[Stored entries]

- - - - - - -

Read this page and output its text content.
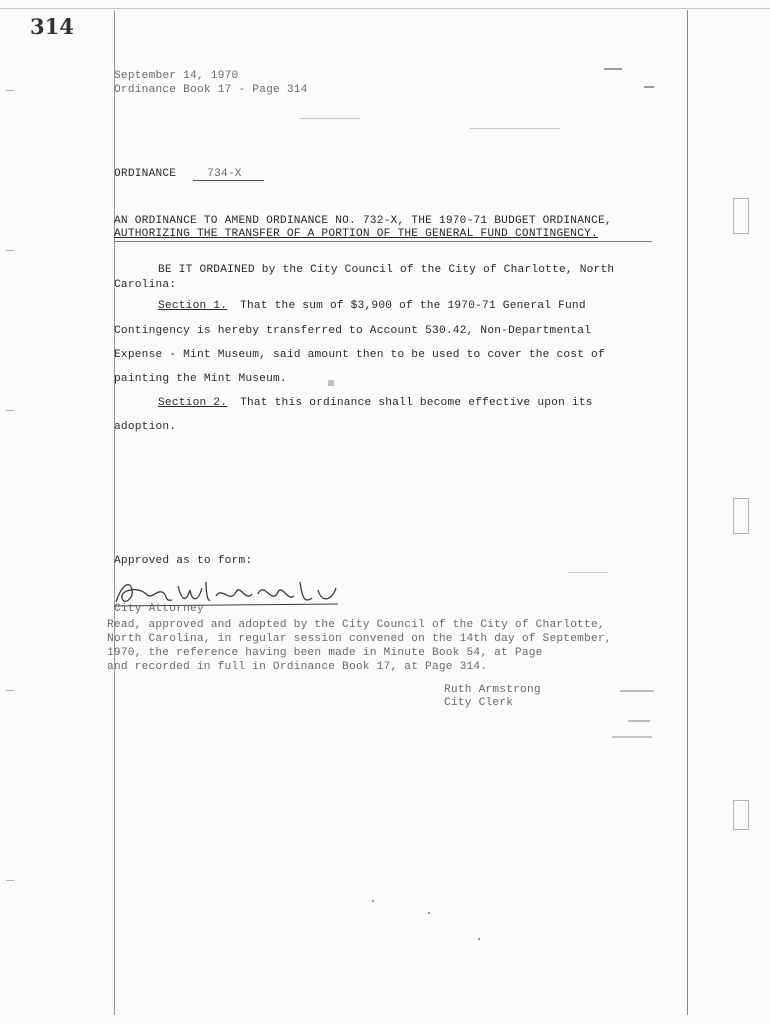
314
September 14, 1970
Ordinance Book 17 - Page 314
ORDINANCE	734-X
AN ORDINANCE TO AMEND ORDINANCE NO. 732-X, THE 1970-71 BUDGET ORDINANCE,
AUTHORIZING THE TRANSFER OF A PORTION OF THE GENERAL FUND CONTINGENCY.
BE IT ORDAINED by the City Council of the City of Charlotte, North
Carolina:
Section 1. That the sum of $3,900 of the 1970-71 General Fund
Contingency is hereby transferred to Account 530.42, Non-Departmental
Expense - Mint Museum, said amount then to be used to cover the cost of
painting the Mint Museum.
Section 2. That this ordinance shall become effective upon its
adoption.
Approved as to form:
City Attorney
Read, approved and adopted by the City Council of the City of Charlotte,
North Carolina, in regular session convened on the 14th day of September,
1970, the reference having been made in Minute Book 54, at Page
and recorded in full in Ordinance Book 17, at Page 314.
Ruth Armstrong
City Clerk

- - - - - - -

• _GIVEN PROBLEM_: The records above are to be reproduced exactly; the pictures are to be left out.

• _COMPLETE OUTPUT_:
Read this page and output its text content.
314
September 14, 1970
Ordinance Book 17 - Page 314
ORDINANCE	734-X
AN ORDINANCE TO AMEND ORDINANCE NO. 732-X, THE 1970-71 BUDGET ORDINANCE,
AUTHORIZING THE TRANSFER OF A PORTION OF THE GENERAL FUND CONTINGENCY.
BE IT ORDAINED by the City Council of the City of Charlotte, North
Carolina:
Section 1. That the sum of $3,900 of the 1970-71 General Fund
Contingency is hereby transferred to Account 530.42, Non-Departmental
Expense - Mint Museum, said amount then to be used to cover the cost of
painting the Mint Museum.
Section 2. That this ordinance shall become effective upon its
adoption.
Approved as to form:
City Attorney
Read, approved and adopted by the City Council of the City of Charlotte,
North Carolina, in regular session convened on the 14th day of September,
1970, the reference having been made in Minute Book 54, at Page
and recorded in full in Ordinance Book 17, at Page 314.
Ruth Armstrong
City Clerk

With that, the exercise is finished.